• Goal
From the records below, pull each line that has "Keras".

• Records to use
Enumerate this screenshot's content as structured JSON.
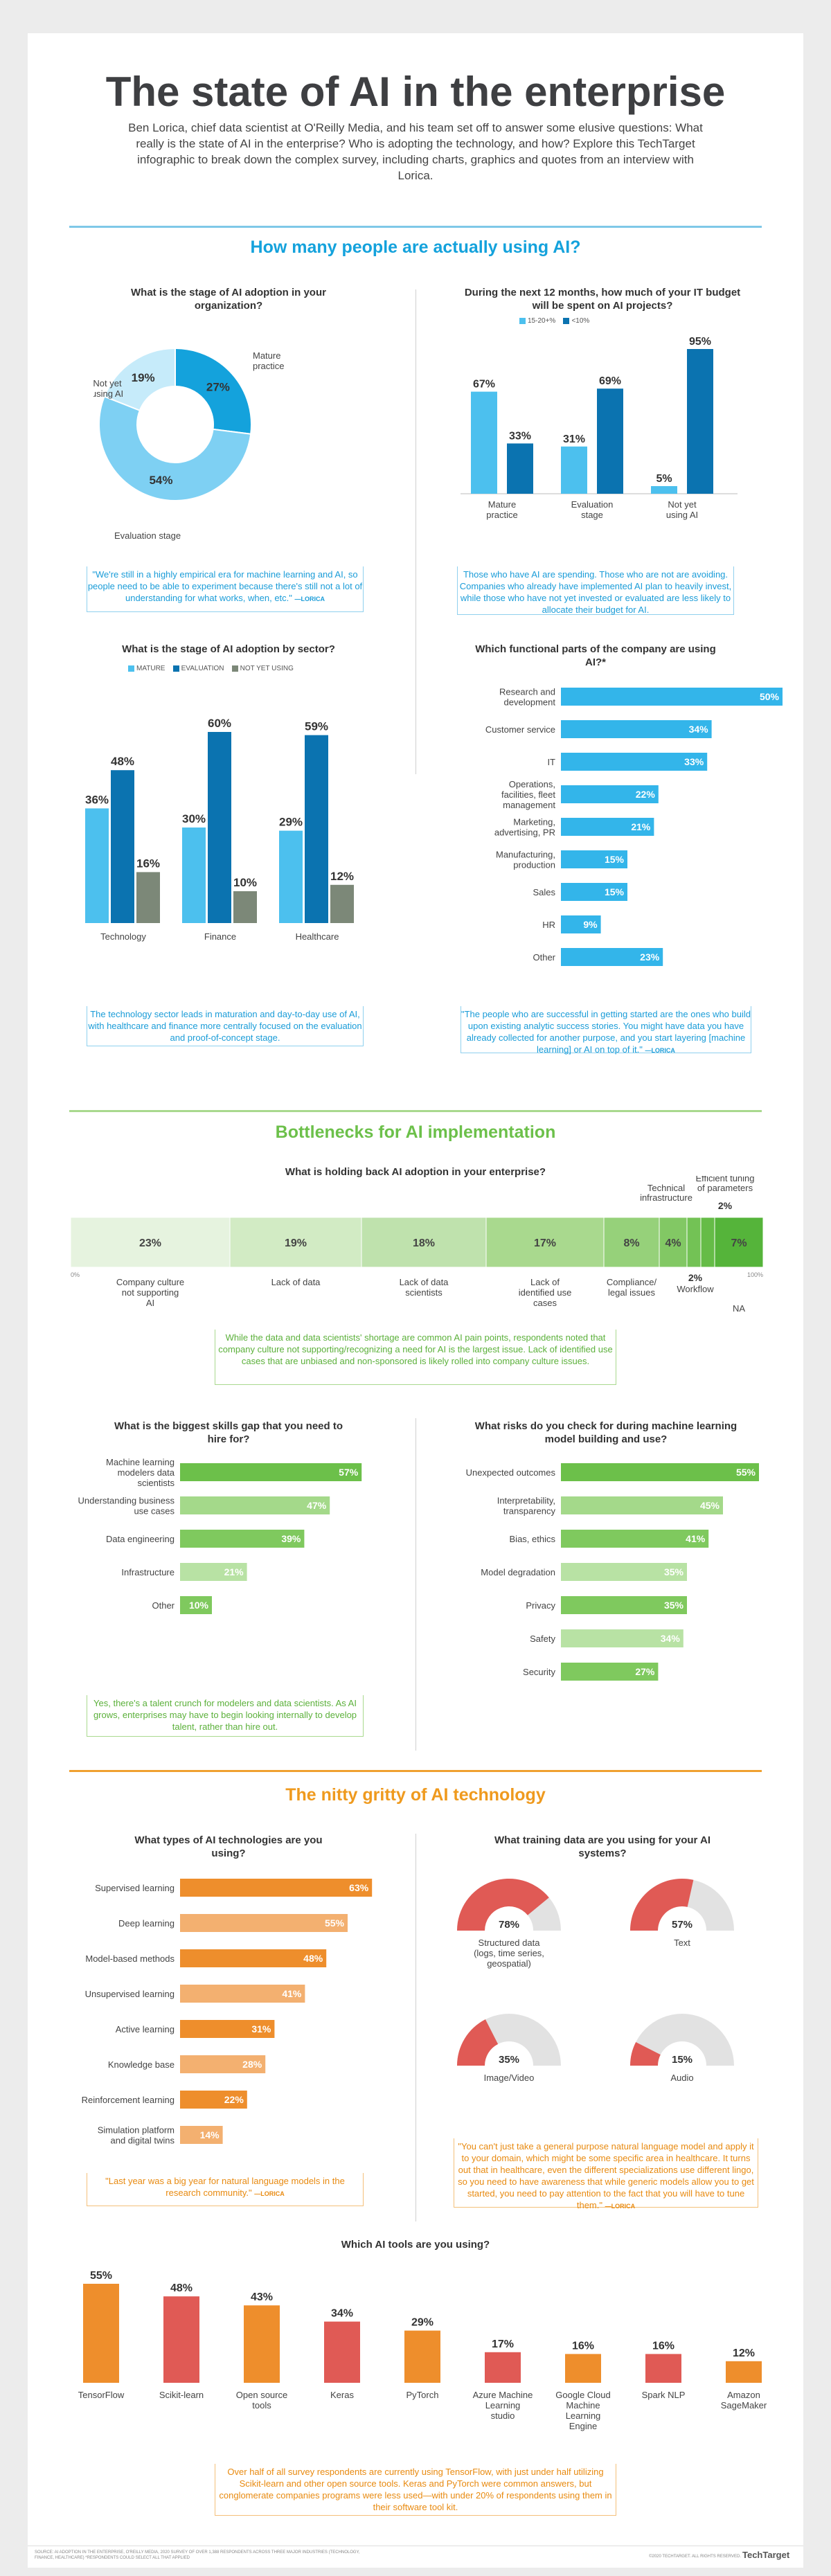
{
  "title": "The state of AI in the enterprise",
  "intro": "Ben Lorica, chief data scientist at O'Reilly Media, and his team set off to answer some elusive questions: What really is the state of AI in the enterprise? Who is adopting the technology, and how? Explore this TechTarget infographic to break down the complex survey, including charts, graphics and quotes from an interview with Lorica.",
  "colors": {
    "blue_rule": "#7ec8e8",
    "green": "#6cc04a",
    "orange": "#f0a030",
    "blue_light": "#4cc0ee",
    "blue_dark": "#0b73b0",
    "grey": "#7c8878"
  },
  "sections": {
    "usage": "How many people are actually using AI?",
    "bottlenecks": "Bottlenecks for AI implementation",
    "gritty": "The nitty gritty of AI technology"
  },
  "questions": {
    "adoption_stage": "What is the stage of AI adoption in your organization?",
    "budget": "During the next 12 months, how much of your IT budget will be spent on AI projects?",
    "by_sector": "What is the stage of AI adoption by sector?",
    "functional": "Which functional parts of the company are using AI?*",
    "holding_back": "What is holding back AI adoption in your enterprise?",
    "skills": "What is the biggest skills gap that you need to hire for?",
    "risks": "What risks do you check for during machine learning model building and use?",
    "tech_types": "What types of AI technologies are you using?",
    "training_data": "What training data are you using for your AI systems?",
    "tools": "Which AI tools are you using?"
  },
  "quotes": {
    "q1": "\"We're still in a highly empirical era for machine learning and AI, so people need to be able to experiment because there's still not a lot of understanding for what works, when, etc.\"",
    "q1_src": "—LORICA",
    "q2": "Those who have AI are spending. Those who are not are avoiding. Companies who already have implemented AI plan to heavily invest, while those who have not yet invested or evaluated are less likely to allocate their budget for AI.",
    "q3": "The technology sector leads in maturation and day-to-day use of AI, with healthcare and finance more centrally focused on the evaluation and proof-of-concept stage.",
    "q4": "\"The people who are successful in getting started are the ones who build upon existing analytic success stories. You might have data you have already collected for another purpose, and you start layering [machine learning] or AI on top of it.\"",
    "q4_src": "—LORICA",
    "q5": "While the data and data scientists' shortage are common AI pain points, respondents noted that company culture not supporting/recognizing a need for AI is the largest issue. Lack of identified use cases that are unbiased and non-sponsored is likely rolled into company culture issues.",
    "q6": "Yes, there's a talent crunch for modelers and data scientists. As AI grows, enterprises may have to begin looking internally to develop talent, rather than hire out.",
    "q7": "\"Last year was a big year for natural language models in the research community.\"",
    "q7_src": "—LORICA",
    "q8": "\"You can't just take a general purpose natural language model and apply it to your domain, which might be some specific area in healthcare. It turns out that in healthcare, even the different specializations use different lingo, so you need to have awareness that while generic models allow you to get started, you need to pay attention to the fact that you will have to tune them.\"",
    "q8_src": "—LORICA",
    "q9": "Over half of all survey respondents are currently using TensorFlow, with just under half utilizing Scikit-learn and other open source tools. Keras and PyTorch were common answers, but conglomerate companies programs were less used—with under 20% of respondents using them in their software tool kit."
  },
  "chart_data": [
    {
      "type": "pie",
      "id": "adoption_stage",
      "slices": [
        {
          "name": "Mature practice",
          "value": 27,
          "label": "27%"
        },
        {
          "name": "Evaluation stage",
          "value": 54,
          "label": "54%"
        },
        {
          "name": "Not yet using AI",
          "value": 19,
          "label": "19%"
        }
      ]
    },
    {
      "type": "bar",
      "id": "budget",
      "legend": [
        "15-20+%",
        "<10%"
      ],
      "categories": [
        "Mature practice",
        "Evaluation stage",
        "Not yet using AI"
      ],
      "series": [
        {
          "name": "15-20+%",
          "values": [
            67,
            31,
            5
          ],
          "labels": [
            "67%",
            "31%",
            "5%"
          ]
        },
        {
          "name": "<10%",
          "values": [
            33,
            69,
            95
          ],
          "labels": [
            "33%",
            "69%",
            "95%"
          ]
        }
      ]
    },
    {
      "type": "bar",
      "id": "by_sector",
      "legend": [
        "MATURE",
        "EVALUATION",
        "NOT YET USING"
      ],
      "categories": [
        "Technology",
        "Finance",
        "Healthcare"
      ],
      "series": [
        {
          "name": "MATURE",
          "values": [
            36,
            30,
            29
          ],
          "labels": [
            "36%",
            "30%",
            "29%"
          ]
        },
        {
          "name": "EVALUATION",
          "values": [
            48,
            60,
            59
          ],
          "labels": [
            "48%",
            "60%",
            "59%"
          ]
        },
        {
          "name": "NOT YET USING",
          "values": [
            16,
            10,
            12
          ],
          "labels": [
            "16%",
            "10%",
            "12%"
          ]
        }
      ]
    },
    {
      "type": "bar",
      "id": "functional",
      "orientation": "horizontal",
      "categories": [
        "Research and development",
        "Customer service",
        "IT",
        "Operations, facilities, fleet management",
        "Marketing, advertising, PR",
        "Manufacturing, production",
        "Sales",
        "HR",
        "Other"
      ],
      "values": [
        50,
        34,
        33,
        22,
        21,
        15,
        15,
        9,
        23
      ],
      "labels": [
        "50%",
        "34%",
        "33%",
        "22%",
        "21%",
        "15%",
        "15%",
        "9%",
        "23%"
      ]
    },
    {
      "type": "bar",
      "id": "holding_back",
      "orientation": "stacked-horizontal",
      "axis_start": "0%",
      "axis_end": "100%",
      "categories": [
        "Company culture not supporting AI",
        "Lack of data",
        "Lack of data scientists",
        "Lack of identified use cases",
        "Compliance/ legal issues",
        "Technical infrastructure",
        "Workflow",
        "Efficient tuning of parameters",
        "NA"
      ],
      "values": [
        23,
        19,
        18,
        17,
        8,
        4,
        2,
        2,
        7
      ],
      "labels": [
        "23%",
        "19%",
        "18%",
        "17%",
        "8%",
        "4%",
        "2%",
        "2%",
        "7%"
      ]
    },
    {
      "type": "bar",
      "id": "skills",
      "orientation": "horizontal",
      "categories": [
        "Machine learning modelers data scientists",
        "Understanding business use cases",
        "Data engineering",
        "Infrastructure",
        "Other"
      ],
      "values": [
        57,
        47,
        39,
        21,
        10
      ],
      "labels": [
        "57%",
        "47%",
        "39%",
        "21%",
        "10%"
      ]
    },
    {
      "type": "bar",
      "id": "risks",
      "orientation": "horizontal",
      "categories": [
        "Unexpected outcomes",
        "Interpretability, transparency",
        "Bias, ethics",
        "Model degradation",
        "Privacy",
        "Safety",
        "Security"
      ],
      "values": [
        55,
        45,
        41,
        35,
        35,
        34,
        27
      ],
      "labels": [
        "55%",
        "45%",
        "41%",
        "35%",
        "35%",
        "34%",
        "27%"
      ]
    },
    {
      "type": "bar",
      "id": "tech_types",
      "orientation": "horizontal",
      "categories": [
        "Supervised learning",
        "Deep learning",
        "Model-based methods",
        "Unsupervised learning",
        "Active learning",
        "Knowledge base",
        "Reinforcement learning",
        "Simulation platform and digital twins"
      ],
      "values": [
        63,
        55,
        48,
        41,
        31,
        28,
        22,
        14
      ],
      "labels": [
        "63%",
        "55%",
        "48%",
        "41%",
        "31%",
        "28%",
        "22%",
        "14%"
      ]
    },
    {
      "type": "pie",
      "id": "training_data",
      "style": "gauge",
      "items": [
        {
          "name": "Structured data (logs, time series, geospatial)",
          "value": 78,
          "label": "78%"
        },
        {
          "name": "Text",
          "value": 57,
          "label": "57%"
        },
        {
          "name": "Image/Video",
          "value": 35,
          "label": "35%"
        },
        {
          "name": "Audio",
          "value": 15,
          "label": "15%"
        }
      ]
    },
    {
      "type": "bar",
      "id": "tools",
      "categories": [
        "TensorFlow",
        "Scikit-learn",
        "Open source tools",
        "Keras",
        "PyTorch",
        "Azure Machine Learning studio",
        "Google Cloud Machine Learning Engine",
        "Spark NLP",
        "Amazon SageMaker"
      ],
      "values": [
        55,
        48,
        43,
        34,
        29,
        17,
        16,
        16,
        12
      ],
      "labels": [
        "55%",
        "48%",
        "43%",
        "34%",
        "29%",
        "17%",
        "16%",
        "16%",
        "12%"
      ]
    }
  ],
  "footer": {
    "sources": "SOURCE: AI ADOPTION IN THE ENTERPRISE, O'REILLY MEDIA, 2020 SURVEY OF OVER 1,388 RESPONDENTS ACROSS THREE MAJOR INDUSTRIES (TECHNOLOGY, FINANCE, HEALTHCARE) *RESPONDENTS COULD SELECT ALL THAT APPLIED",
    "copyright": "©2020 TECHTARGET. ALL RIGHTS RESERVED.",
    "brand": "TechTarget"
  }
}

• Complete answer
    "q9": "Over half of all survey respondents are currently using TensorFlow, with just under half utilizing Scikit-learn and other open source tools. Keras and PyTorch were common answers, but conglomerate companies programs were less used—with under 20% of respondents using them in their software tool kit."
        "Keras",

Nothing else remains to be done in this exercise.